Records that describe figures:
○ ○ ○ ○
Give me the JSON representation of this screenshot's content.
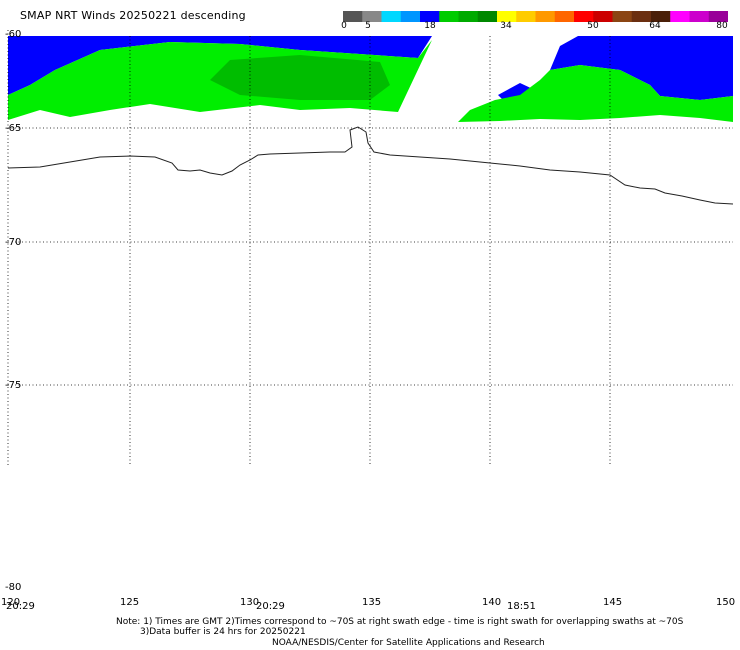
{
  "title": "SMAP NRT Winds  20250221 descending",
  "colorbar": {
    "tick_labels": [
      "0",
      "5",
      "18",
      "34",
      "50",
      "64",
      "80"
    ],
    "segments": [
      "#555555",
      "#888888",
      "#00d8ff",
      "#0096ff",
      "#0000ff",
      "#00cc00",
      "#00aa00",
      "#008800",
      "#ffff00",
      "#ffcc00",
      "#ff9900",
      "#ff6600",
      "#ff0000",
      "#cc0000",
      "#8b4513",
      "#6b2f10",
      "#4a1f08",
      "#ff00ff",
      "#cc00cc",
      "#990099"
    ]
  },
  "map": {
    "lat_labels": [
      "-60",
      "-65",
      "-70",
      "-75",
      "-80"
    ],
    "lon_labels": [
      "120",
      "125",
      "130",
      "135",
      "140",
      "145",
      "150"
    ],
    "time_labels": [
      "20:29",
      "20:29",
      "18:51"
    ],
    "swath_colors": {
      "high": "#0000ff",
      "mid": "#00ee00",
      "core": "#00aa00"
    }
  },
  "notes": {
    "line1": "Note: 1) Times are GMT 2)Times correspond to ~70S at right swath edge - time is right swath for overlapping swaths at ~70S",
    "line2": "3)Data buffer is 24 hrs for 20250221",
    "line3": "NOAA/NESDIS/Center for Satellite Applications and Research"
  }
}
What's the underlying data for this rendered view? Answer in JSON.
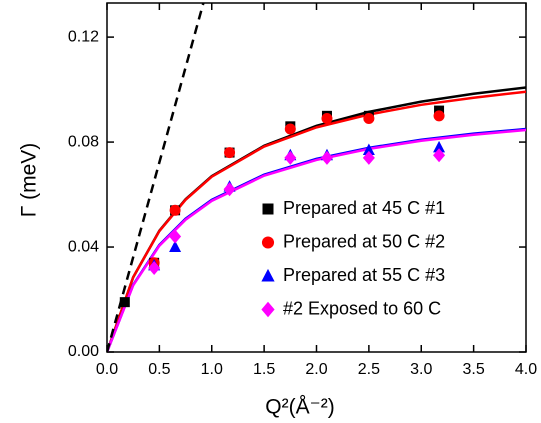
{
  "chart_data": {
    "type": "scatter",
    "xlabel": "Q²(Å⁻²)",
    "ylabel": "Γ (meV)",
    "xlim": [
      0,
      4
    ],
    "ylim": [
      0,
      0.133
    ],
    "xticks": [
      {
        "value": 0,
        "label": "0.0"
      },
      {
        "value": 0.5,
        "label": "0.5"
      },
      {
        "value": 1,
        "label": "1.0"
      },
      {
        "value": 1.5,
        "label": "1.5"
      },
      {
        "value": 2,
        "label": "2.0"
      },
      {
        "value": 2.5,
        "label": "2.5"
      },
      {
        "value": 3,
        "label": "3.0"
      },
      {
        "value": 3.5,
        "label": "3.5"
      },
      {
        "value": 4,
        "label": "4.0"
      }
    ],
    "yticks": [
      {
        "value": 0,
        "label": "0.00"
      },
      {
        "value": 0.04,
        "label": "0.04"
      },
      {
        "value": 0.08,
        "label": "0.08"
      },
      {
        "value": 0.12,
        "label": "0.12"
      }
    ],
    "legend": "lower right",
    "series": [
      {
        "name": "Prepared at 45 C  #1",
        "color": "#000000",
        "marker": "square",
        "x": [
          0.17,
          0.45,
          0.65,
          1.17,
          1.75,
          2.1,
          2.5,
          3.17
        ],
        "values": [
          0.019,
          0.034,
          0.054,
          0.076,
          0.086,
          0.09,
          0.09,
          0.092
        ]
      },
      {
        "name": "Prepared at 50 C  #2",
        "color": "#ff0000",
        "marker": "circle",
        "x": [
          0.45,
          0.65,
          1.17,
          1.75,
          2.1,
          2.5,
          3.17
        ],
        "values": [
          0.034,
          0.054,
          0.076,
          0.085,
          0.089,
          0.089,
          0.09
        ]
      },
      {
        "name": "Prepared at 55 C  #3",
        "color": "#0000ff",
        "marker": "triangle",
        "x": [
          0.45,
          0.65,
          1.17,
          1.75,
          2.1,
          2.5,
          3.17
        ],
        "values": [
          0.033,
          0.04,
          0.063,
          0.075,
          0.075,
          0.077,
          0.078
        ]
      },
      {
        "name": "#2 Exposed to 60 C",
        "color": "#ff00ff",
        "marker": "diamond",
        "x": [
          0.45,
          0.65,
          1.17,
          1.75,
          2.1,
          2.5,
          3.17
        ],
        "values": [
          0.032,
          0.044,
          0.062,
          0.074,
          0.074,
          0.074,
          0.075
        ]
      }
    ],
    "fits": [
      {
        "color": "#000000",
        "dash": false,
        "x": [
          0,
          0.25,
          0.5,
          0.75,
          1,
          1.5,
          2,
          2.5,
          3,
          3.5,
          4
        ],
        "values": [
          0,
          0.0285,
          0.0462,
          0.0582,
          0.067,
          0.0786,
          0.0862,
          0.0915,
          0.0954,
          0.0984,
          0.1008
        ]
      },
      {
        "color": "#ff0000",
        "dash": false,
        "x": [
          0,
          0.25,
          0.5,
          0.75,
          1,
          1.5,
          2,
          2.5,
          3,
          3.5,
          4
        ],
        "values": [
          0,
          0.0285,
          0.0461,
          0.058,
          0.0668,
          0.0783,
          0.0856,
          0.0905,
          0.0942,
          0.0969,
          0.0992
        ]
      },
      {
        "color": "#0000ff",
        "dash": false,
        "x": [
          0,
          0.25,
          0.5,
          0.75,
          1,
          1.5,
          2,
          2.5,
          3,
          3.5,
          4
        ],
        "values": [
          0,
          0.0256,
          0.0408,
          0.0508,
          0.058,
          0.0676,
          0.0736,
          0.0778,
          0.0809,
          0.0832,
          0.085
        ]
      },
      {
        "color": "#ff00ff",
        "dash": false,
        "x": [
          0,
          0.25,
          0.5,
          0.75,
          1,
          1.5,
          2,
          2.5,
          3,
          3.5,
          4
        ],
        "values": [
          0,
          0.0254,
          0.0405,
          0.0504,
          0.0576,
          0.0672,
          0.0732,
          0.0774,
          0.0805,
          0.0828,
          0.0846
        ]
      },
      {
        "color": "#000000",
        "dash": true,
        "x": [
          0,
          0.92
        ],
        "values": [
          0,
          0.133
        ]
      }
    ]
  }
}
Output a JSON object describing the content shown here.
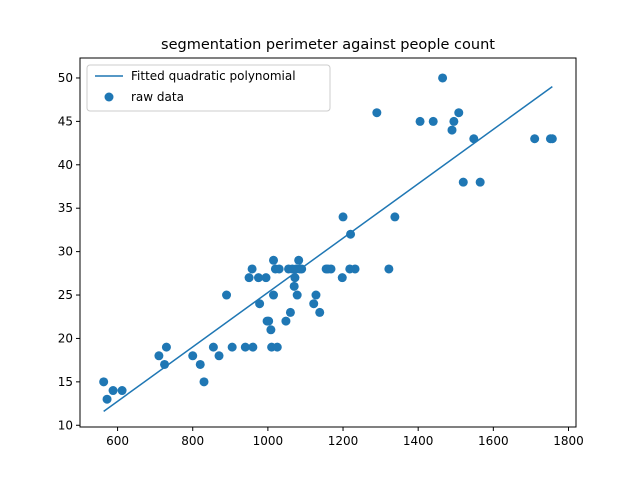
{
  "chart_data": {
    "type": "scatter",
    "title": "segmentation perimeter against people count",
    "xlabel": "",
    "ylabel": "",
    "xlim": [
      500,
      1820
    ],
    "ylim": [
      9.8,
      52.3
    ],
    "xticks": [
      600,
      800,
      1000,
      1200,
      1400,
      1600,
      1800
    ],
    "yticks": [
      10,
      15,
      20,
      25,
      30,
      35,
      40,
      45,
      50
    ],
    "grid": false,
    "legend_position": "top-left",
    "colors": {
      "series": "#1f77b4"
    },
    "series": [
      {
        "name": "Fitted quadratic polynomial",
        "kind": "line",
        "x": [
          563,
          1757
        ],
        "y": [
          11.6,
          49.0
        ]
      },
      {
        "name": "raw data",
        "kind": "scatter",
        "x": [
          563,
          572,
          588,
          612,
          710,
          725,
          730,
          800,
          820,
          830,
          855,
          870,
          890,
          905,
          940,
          950,
          958,
          960,
          975,
          978,
          995,
          998,
          1002,
          1008,
          1010,
          1015,
          1015,
          1020,
          1025,
          1030,
          1048,
          1055,
          1060,
          1065,
          1070,
          1072,
          1075,
          1078,
          1082,
          1085,
          1090,
          1122,
          1128,
          1138,
          1155,
          1160,
          1168,
          1198,
          1200,
          1218,
          1220,
          1232,
          1290,
          1322,
          1338,
          1405,
          1440,
          1465,
          1490,
          1495,
          1508,
          1520,
          1548,
          1565,
          1710,
          1752,
          1757
        ],
        "y": [
          15,
          13,
          14,
          14,
          18,
          17,
          19,
          18,
          17,
          15,
          19,
          18,
          25,
          19,
          19,
          27,
          28,
          19,
          27,
          24,
          27,
          22,
          22,
          21,
          19,
          25,
          29,
          28,
          19,
          28,
          22,
          28,
          23,
          28,
          26,
          27,
          28,
          25,
          29,
          28,
          28,
          24,
          25,
          23,
          28,
          28,
          28,
          27,
          34,
          28,
          32,
          28,
          46,
          28,
          34,
          45,
          45,
          50,
          44,
          45,
          46,
          38,
          43,
          38,
          43,
          43,
          43
        ]
      }
    ]
  }
}
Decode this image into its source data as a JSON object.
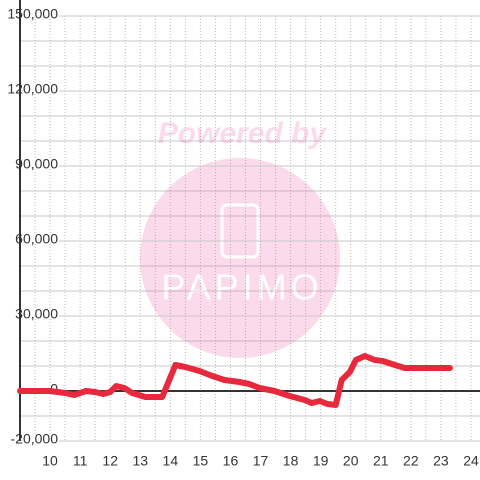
{
  "chart_data": {
    "type": "line",
    "watermark": [
      "Powered by",
      "PAPIMO"
    ],
    "x": [
      9.0,
      10.0,
      10.5,
      10.8,
      11.2,
      11.5,
      11.77,
      12.0,
      12.2,
      12.47,
      12.73,
      13.17,
      13.73,
      14.17,
      14.5,
      14.97,
      15.4,
      15.8,
      16.3,
      16.63,
      16.97,
      17.47,
      17.97,
      18.47,
      18.7,
      18.97,
      19.23,
      19.5,
      19.7,
      19.97,
      20.17,
      20.47,
      20.8,
      21.07,
      21.47,
      21.8,
      22.3,
      23.3
    ],
    "series": [
      {
        "color": "#e8283c",
        "values": [
          0,
          0,
          -800,
          -1600,
          0,
          -400,
          -1200,
          -400,
          2000,
          1200,
          -800,
          -2400,
          -2400,
          10400,
          9600,
          8000,
          6000,
          4400,
          3600,
          2800,
          1200,
          0,
          -2000,
          -3600,
          -4800,
          -4000,
          -5200,
          -5600,
          4400,
          7600,
          12400,
          14000,
          12400,
          12000,
          10400,
          9200,
          9200,
          9200
        ]
      }
    ],
    "xlim": [
      9,
      24.3
    ],
    "xticks": [
      10,
      11,
      12,
      13,
      14,
      15,
      16,
      17,
      18,
      19,
      20,
      21,
      22,
      23,
      24
    ],
    "ylim": [
      -20000,
      150000
    ],
    "yticks": [
      {
        "value": -20000,
        "label": "-20,000"
      },
      0,
      {
        "value": 30000,
        "label": "30,000"
      },
      {
        "value": 60000,
        "label": "60,000"
      },
      {
        "value": 90000,
        "label": "90,000"
      },
      {
        "value": 120000,
        "label": "120,000"
      },
      {
        "value": 150000,
        "label": "150,000"
      }
    ],
    "grid": true
  }
}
○ ○ ○ ○
Determine the number of lines in the records that include the string "name", and respond with that number only.

6